** Exercise task **
Which lines hold the word "milk"? Show each of them.

[Records from a data collection]
* * * *
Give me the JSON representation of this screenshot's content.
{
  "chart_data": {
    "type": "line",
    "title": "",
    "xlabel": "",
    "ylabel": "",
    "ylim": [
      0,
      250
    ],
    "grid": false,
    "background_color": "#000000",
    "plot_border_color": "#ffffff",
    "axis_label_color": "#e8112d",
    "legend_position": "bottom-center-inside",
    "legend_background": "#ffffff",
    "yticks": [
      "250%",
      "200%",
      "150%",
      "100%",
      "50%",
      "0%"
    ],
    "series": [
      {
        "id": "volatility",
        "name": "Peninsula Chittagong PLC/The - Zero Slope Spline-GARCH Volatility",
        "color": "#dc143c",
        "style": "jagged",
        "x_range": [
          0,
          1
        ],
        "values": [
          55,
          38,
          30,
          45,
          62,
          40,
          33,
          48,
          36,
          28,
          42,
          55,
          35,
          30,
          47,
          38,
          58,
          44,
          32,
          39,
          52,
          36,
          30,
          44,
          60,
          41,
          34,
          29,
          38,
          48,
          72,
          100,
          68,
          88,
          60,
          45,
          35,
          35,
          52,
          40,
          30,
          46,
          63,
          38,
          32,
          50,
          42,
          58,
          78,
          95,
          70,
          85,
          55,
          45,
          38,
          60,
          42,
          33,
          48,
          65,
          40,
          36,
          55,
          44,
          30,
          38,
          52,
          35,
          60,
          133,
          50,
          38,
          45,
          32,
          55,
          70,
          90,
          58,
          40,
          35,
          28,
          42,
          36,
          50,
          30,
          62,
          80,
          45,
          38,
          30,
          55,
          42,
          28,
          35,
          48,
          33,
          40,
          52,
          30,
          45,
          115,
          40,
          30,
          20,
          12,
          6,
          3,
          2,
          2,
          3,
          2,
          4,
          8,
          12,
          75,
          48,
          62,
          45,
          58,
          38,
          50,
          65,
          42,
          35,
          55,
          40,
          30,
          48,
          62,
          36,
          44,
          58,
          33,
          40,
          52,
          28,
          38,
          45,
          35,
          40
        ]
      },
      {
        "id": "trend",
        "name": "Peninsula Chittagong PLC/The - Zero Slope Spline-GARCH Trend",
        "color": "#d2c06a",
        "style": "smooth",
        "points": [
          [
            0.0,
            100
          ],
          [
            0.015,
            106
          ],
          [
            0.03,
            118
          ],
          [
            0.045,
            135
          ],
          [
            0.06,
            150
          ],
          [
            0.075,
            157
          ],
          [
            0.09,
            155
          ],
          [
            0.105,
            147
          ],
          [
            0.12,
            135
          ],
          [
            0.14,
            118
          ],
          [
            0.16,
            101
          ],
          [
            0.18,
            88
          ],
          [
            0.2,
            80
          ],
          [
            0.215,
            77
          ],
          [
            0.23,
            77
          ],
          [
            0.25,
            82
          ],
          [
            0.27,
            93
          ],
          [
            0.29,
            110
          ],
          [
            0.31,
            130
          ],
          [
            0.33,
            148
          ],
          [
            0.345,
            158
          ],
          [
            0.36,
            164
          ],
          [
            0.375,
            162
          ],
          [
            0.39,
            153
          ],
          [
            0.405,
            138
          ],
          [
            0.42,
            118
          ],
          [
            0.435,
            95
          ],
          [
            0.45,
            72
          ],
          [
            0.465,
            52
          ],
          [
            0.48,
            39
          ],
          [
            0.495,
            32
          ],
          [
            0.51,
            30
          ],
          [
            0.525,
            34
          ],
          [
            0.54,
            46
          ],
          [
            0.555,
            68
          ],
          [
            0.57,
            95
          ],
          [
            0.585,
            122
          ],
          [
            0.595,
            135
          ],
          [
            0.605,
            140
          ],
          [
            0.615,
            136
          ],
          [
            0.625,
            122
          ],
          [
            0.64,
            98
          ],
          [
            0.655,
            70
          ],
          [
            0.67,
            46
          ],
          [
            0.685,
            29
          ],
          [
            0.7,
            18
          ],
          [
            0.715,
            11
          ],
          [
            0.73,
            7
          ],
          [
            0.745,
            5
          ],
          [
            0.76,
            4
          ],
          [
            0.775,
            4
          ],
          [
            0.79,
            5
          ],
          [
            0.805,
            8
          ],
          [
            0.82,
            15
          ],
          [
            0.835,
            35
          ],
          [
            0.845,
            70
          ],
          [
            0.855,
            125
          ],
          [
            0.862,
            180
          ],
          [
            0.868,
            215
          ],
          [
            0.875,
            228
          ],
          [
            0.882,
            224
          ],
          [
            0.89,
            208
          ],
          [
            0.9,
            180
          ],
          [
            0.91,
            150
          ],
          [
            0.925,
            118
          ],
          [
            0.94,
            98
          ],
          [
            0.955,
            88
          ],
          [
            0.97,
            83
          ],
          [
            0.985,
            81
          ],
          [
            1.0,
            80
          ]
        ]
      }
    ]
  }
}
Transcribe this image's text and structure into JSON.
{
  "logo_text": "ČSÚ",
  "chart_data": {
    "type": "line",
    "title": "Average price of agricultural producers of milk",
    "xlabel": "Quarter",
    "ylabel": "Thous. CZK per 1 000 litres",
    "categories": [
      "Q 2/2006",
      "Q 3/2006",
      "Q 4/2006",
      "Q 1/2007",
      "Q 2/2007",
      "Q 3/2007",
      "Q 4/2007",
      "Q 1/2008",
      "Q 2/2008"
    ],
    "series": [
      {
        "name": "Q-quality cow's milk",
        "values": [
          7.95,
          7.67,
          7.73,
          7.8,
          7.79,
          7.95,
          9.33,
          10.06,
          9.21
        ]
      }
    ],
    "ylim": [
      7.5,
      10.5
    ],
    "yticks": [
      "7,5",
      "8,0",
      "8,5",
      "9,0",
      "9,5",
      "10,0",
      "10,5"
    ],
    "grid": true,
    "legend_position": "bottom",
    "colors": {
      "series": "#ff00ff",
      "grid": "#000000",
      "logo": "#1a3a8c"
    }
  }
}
* * * *
** Result of the exercise **
    "title": "Average price of agricultural producers of milk",
        "name": "Q-quality cow's milk",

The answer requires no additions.